Copy each line that has the string "Почтовый" somewhere in it.

--- Raw records ---

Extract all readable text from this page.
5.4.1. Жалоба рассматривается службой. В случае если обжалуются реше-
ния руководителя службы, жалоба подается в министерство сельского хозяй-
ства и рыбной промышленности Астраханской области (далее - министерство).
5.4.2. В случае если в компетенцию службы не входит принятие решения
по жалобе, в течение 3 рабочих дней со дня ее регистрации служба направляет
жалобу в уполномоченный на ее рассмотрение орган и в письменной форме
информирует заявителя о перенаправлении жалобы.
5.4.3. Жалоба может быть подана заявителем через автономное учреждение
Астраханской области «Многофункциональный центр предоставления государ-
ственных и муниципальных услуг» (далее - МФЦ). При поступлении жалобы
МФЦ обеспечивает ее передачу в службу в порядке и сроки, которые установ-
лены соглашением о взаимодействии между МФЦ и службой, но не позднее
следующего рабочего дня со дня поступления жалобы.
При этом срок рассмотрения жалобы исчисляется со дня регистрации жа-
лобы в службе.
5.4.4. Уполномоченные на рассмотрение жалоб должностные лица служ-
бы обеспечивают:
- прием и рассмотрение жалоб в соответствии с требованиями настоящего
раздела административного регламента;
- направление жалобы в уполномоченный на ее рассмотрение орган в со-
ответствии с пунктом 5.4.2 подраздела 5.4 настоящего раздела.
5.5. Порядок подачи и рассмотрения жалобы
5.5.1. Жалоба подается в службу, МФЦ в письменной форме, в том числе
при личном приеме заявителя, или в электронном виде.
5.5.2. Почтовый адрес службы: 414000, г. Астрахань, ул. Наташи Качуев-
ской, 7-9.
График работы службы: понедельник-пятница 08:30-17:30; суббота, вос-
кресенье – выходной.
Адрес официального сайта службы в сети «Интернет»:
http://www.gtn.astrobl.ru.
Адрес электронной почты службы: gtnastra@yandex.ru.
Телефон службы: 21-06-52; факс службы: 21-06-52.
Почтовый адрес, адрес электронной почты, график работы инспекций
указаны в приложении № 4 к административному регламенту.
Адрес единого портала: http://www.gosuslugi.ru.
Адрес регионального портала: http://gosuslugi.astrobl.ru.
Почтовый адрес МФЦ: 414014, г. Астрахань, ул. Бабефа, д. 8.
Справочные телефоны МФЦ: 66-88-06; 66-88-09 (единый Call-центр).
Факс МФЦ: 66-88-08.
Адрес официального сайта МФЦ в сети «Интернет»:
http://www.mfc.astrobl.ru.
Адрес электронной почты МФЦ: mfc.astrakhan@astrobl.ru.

---

Correct response:
5.5.2. Почтовый адрес службы: 414000, г. Астрахань, ул. Наташи Качуев-
Почтовый адрес, адрес электронной почты, график работы инспекций
Почтовый адрес МФЦ: 414014, г. Астрахань, ул. Бабефа, д. 8.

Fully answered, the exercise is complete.